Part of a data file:
++++++++

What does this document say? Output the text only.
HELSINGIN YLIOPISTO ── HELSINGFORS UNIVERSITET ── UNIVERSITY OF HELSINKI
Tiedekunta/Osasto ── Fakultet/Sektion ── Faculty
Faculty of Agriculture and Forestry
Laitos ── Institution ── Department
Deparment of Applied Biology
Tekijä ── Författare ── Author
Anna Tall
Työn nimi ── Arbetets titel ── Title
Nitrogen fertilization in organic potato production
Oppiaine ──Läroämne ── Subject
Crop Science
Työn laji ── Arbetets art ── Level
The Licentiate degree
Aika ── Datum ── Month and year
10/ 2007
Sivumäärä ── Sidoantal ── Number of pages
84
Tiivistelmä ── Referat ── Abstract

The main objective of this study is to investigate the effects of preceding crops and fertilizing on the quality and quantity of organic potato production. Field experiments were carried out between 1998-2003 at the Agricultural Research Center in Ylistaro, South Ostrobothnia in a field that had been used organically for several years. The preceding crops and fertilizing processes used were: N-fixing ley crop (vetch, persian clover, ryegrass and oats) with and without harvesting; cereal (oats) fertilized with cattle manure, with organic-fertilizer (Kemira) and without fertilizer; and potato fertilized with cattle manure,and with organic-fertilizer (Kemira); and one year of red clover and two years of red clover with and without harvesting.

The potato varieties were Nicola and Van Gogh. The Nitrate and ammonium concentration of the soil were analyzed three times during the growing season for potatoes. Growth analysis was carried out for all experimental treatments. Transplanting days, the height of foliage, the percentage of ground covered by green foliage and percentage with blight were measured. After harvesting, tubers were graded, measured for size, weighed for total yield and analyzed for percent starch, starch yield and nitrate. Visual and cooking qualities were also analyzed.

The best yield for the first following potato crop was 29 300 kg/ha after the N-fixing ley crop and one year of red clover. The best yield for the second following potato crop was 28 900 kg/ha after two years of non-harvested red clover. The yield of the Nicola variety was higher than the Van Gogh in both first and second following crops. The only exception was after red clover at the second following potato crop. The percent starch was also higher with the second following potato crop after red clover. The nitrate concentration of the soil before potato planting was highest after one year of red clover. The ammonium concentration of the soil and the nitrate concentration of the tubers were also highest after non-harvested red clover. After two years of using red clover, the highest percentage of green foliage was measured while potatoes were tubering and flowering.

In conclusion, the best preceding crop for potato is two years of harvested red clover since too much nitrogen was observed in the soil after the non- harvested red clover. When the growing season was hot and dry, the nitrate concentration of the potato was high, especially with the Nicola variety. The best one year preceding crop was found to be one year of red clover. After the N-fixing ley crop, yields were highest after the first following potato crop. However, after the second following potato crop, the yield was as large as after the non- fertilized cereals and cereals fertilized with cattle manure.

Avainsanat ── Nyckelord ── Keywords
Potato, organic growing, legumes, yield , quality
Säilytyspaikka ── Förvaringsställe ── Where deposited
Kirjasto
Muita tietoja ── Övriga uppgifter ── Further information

++++++++

Exercise objective:
A line counts if it holds the word "percentage". How many lines of the entries count? Give the number only.

Response below:
2